#### [DIRECTIVE]
Pull out every line of the listing below that contains the word "eyes", treating uppercase and lowercase letters as different.

-- begin RECORDED DATA --

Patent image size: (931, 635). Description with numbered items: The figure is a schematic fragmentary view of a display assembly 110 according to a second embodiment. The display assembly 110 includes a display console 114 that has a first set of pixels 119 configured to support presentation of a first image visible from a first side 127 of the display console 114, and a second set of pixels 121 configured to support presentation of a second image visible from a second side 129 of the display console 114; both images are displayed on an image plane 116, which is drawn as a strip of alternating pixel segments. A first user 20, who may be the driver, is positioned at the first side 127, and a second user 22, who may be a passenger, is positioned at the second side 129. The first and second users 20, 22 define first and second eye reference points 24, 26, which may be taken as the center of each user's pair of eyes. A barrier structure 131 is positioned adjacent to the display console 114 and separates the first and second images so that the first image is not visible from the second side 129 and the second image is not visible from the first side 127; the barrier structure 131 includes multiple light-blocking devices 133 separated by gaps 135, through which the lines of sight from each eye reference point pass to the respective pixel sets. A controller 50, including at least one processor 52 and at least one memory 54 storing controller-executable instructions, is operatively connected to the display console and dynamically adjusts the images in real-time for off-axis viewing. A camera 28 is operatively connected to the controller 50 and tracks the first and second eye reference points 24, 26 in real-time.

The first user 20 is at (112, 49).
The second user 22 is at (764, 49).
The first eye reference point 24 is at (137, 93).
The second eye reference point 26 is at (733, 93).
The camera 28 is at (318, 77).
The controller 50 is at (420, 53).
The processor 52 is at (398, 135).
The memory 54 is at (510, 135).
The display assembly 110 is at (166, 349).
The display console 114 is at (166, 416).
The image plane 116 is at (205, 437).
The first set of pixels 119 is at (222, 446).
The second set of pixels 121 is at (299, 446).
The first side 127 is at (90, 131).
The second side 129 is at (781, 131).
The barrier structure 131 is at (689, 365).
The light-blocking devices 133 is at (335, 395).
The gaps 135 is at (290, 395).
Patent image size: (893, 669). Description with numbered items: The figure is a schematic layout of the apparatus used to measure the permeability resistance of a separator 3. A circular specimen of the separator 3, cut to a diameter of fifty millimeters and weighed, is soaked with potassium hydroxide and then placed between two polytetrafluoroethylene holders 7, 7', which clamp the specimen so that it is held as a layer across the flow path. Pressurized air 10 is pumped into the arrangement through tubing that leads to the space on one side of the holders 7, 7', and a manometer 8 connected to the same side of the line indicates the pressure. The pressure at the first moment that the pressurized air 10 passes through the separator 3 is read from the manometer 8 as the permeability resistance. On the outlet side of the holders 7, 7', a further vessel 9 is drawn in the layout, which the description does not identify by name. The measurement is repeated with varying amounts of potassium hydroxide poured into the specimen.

-- end RECORDED DATA --

#### [FINAL RESULT]
Patent image size: (931, 635). Description with numbered items: The figure is a schematic fragmentary view of a display assembly 110 according to a second embodiment. The display assembly 110 includes a display console 114 that has a first set of pixels 119 configured to support presentation of a first image visible from a first side 127 of the display console 114, and a second set of pixels 121 configured to support presentation of a second image visible from a second side 129 of the display console 114; both images are displayed on an image plane 116, which is drawn as a strip of alternating pixel segments. A first user 20, who may be the driver, is positioned at the first side 127, and a second user 22, who may be a passenger, is positioned at the second side 129. The first and second users 20, 22 define first and second eye reference points 24, 26, which may be taken as the center of each user's pair of eyes. A barrier structure 131 is positioned adjacent to the display console 114 and separates the first and second images so that the first image is not visible from the second side 129 and the second image is not visible from the first side 127; the barrier structure 131 includes multiple light-blocking devices 133 separated by gaps 135, through which the lines of sight from each eye reference point pass to the respective pixel sets. A controller 50, including at least one processor 52 and at least one memory 54 storing controller-executable instructions, is operatively connected to the display console and dynamically adjusts the images in real-time for off-axis viewing. A camera 28 is operatively connected to the controller 50 and tracks the first and second eye reference points 24, 26 in real-time.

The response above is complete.